Provided text »
* * *
So, back to the story, I woke up Tuesday morning feeling worse, symptoms were one heck of a headache, a head that felt like it was stuffed with about 10lbs too much stuff, and a tight chest with congestion (but still no fever to be seen). What great way to start the morning.

I went ahead and put a call into my primary doc and after an hour or so I
got a call back. I explained the symptoms to the nurse and she said she would check with the doctor. Another hour later the doctor called back said it’s time to get tested.

I called the local Emergency care place, gave them my symptoms and the fact I have had possible contact with someone. They said pack it up and bring it in. I was told that testing was being done in front of the urgent care in a tent as I understand it. Oh joy. At least they aren’t talking rectal temperatures out there in the parking lot (well, that was the hope for sure).

Even though I honestly don’t think I have it, at this point, my anxiety level peaked just with the thought of getting tested for it. This started throwing a whole bunch of what ifs in my head.

Like, what if we really don’t have enough toilet paper? What if Taco Bell is the only option for fast food in the near future (shout out to you Demolition Man), and I still don’t have extra toilet paper? This could be catastrophic. Fear is starting to cloud my vision, along with a strong desire for a Mexican pizza (with extra napkins). It’s at this time that I am really wishing Demolition Man had explained the 3 seashells. I mean it honestly makes sense if all future restaurants are Taco Bell, there would be no trees left, but I digress.
* * *
Work to complete »
1) In the account of getting tested, translate this sentence into Spanish: "I called the local Emergency care place, gave them my symptoms and the fact I have had possible contact with someone."
2) Decide whether each statement agrees with the account of getting tested. Answer yes or no for each and quote the words from the text that decide it.
(a) The narrator had a fever on Tuesday morning.
(b) Testing was being done in a tent in front of the urgent care.
(c) The doctor called back about an hour after the narrator spoke with the nurse.
3) Recast the paragraph of the account of getting tested that begins "So, back to the story" as a short list, keeping its main facts.

Provided records »
* * *
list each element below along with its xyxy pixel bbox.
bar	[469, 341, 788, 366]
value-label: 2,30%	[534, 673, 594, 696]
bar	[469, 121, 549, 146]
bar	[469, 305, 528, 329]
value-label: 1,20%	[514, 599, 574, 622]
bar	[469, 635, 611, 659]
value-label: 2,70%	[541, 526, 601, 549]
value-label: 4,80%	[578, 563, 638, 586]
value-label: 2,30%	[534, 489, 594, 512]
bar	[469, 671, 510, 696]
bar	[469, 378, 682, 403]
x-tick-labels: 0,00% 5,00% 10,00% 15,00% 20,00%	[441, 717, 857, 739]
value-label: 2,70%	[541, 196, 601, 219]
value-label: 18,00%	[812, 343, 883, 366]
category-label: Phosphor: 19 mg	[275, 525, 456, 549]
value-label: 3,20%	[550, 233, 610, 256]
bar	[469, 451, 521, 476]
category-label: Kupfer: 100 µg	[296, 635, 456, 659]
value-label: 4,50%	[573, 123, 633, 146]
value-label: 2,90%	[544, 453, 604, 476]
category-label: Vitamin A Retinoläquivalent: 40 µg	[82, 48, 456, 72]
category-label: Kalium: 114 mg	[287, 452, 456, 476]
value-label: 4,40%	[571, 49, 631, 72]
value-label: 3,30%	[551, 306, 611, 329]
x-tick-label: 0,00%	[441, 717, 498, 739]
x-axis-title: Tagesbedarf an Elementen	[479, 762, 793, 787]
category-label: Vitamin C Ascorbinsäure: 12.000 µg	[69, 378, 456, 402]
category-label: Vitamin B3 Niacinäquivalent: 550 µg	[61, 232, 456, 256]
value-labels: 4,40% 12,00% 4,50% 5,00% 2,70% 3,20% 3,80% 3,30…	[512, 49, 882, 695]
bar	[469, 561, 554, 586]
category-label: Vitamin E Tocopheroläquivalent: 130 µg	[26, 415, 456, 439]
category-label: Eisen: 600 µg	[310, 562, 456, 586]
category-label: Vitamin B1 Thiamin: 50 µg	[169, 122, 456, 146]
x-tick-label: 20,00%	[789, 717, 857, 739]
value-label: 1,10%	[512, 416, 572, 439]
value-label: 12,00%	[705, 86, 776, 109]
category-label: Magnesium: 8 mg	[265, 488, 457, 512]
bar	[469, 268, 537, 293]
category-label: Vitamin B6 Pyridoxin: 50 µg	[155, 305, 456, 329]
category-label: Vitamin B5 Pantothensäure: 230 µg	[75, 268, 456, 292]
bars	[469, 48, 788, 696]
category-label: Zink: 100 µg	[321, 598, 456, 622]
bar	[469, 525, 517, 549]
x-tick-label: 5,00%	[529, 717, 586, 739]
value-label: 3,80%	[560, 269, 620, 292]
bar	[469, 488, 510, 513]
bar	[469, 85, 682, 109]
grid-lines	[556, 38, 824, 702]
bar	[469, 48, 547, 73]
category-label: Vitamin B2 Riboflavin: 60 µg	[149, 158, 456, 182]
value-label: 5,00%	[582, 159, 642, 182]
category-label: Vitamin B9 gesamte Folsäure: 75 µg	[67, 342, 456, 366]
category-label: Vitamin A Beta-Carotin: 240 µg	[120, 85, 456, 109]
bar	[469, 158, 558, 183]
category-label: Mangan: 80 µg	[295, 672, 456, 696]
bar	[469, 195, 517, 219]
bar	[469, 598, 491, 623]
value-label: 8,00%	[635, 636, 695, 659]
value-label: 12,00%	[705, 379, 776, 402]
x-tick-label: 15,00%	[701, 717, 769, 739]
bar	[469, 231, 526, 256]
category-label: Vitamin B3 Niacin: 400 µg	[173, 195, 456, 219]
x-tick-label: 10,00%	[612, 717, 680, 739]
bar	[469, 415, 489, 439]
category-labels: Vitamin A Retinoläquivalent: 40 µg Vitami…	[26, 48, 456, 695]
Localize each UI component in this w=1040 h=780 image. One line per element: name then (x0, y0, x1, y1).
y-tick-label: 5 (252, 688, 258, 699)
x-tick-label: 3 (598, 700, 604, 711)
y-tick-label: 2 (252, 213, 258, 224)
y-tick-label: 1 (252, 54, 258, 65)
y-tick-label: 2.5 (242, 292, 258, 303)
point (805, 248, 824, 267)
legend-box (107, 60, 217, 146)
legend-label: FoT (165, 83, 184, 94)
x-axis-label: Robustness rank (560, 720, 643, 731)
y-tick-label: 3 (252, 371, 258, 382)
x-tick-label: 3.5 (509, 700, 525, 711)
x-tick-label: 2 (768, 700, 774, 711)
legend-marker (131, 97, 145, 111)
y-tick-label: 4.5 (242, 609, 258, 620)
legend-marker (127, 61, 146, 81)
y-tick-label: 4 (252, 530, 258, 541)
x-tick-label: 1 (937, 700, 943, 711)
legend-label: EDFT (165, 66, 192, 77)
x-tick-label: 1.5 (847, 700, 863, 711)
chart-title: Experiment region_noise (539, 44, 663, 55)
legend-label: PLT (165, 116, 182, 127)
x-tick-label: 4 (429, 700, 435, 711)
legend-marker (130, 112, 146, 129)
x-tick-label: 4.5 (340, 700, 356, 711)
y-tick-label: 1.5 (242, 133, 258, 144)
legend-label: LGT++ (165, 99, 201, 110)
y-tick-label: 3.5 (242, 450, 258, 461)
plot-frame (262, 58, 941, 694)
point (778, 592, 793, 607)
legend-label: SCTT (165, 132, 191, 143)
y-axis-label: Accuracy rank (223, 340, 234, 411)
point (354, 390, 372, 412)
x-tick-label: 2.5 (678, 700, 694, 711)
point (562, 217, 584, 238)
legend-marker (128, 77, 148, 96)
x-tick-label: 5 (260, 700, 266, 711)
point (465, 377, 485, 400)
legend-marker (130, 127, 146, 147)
* * *
Answers below »
1) Llamé al centro local de atención de emergencias, les di mis síntomas y les dije que posiblemente había tenido contacto con alguien.

2)
(a) No: "but still no fever to be seen"
(b) Yes: "testing was being done in front of the urgent care in a tent"
(c) Yes: "Another hour later the doctor called back"

3)
- Woke up Tuesday morning feeling worse
- Bad headache
- Head felt stuffed, as if with about 10 lbs too much
- Tight chest with congestion
- Still no fever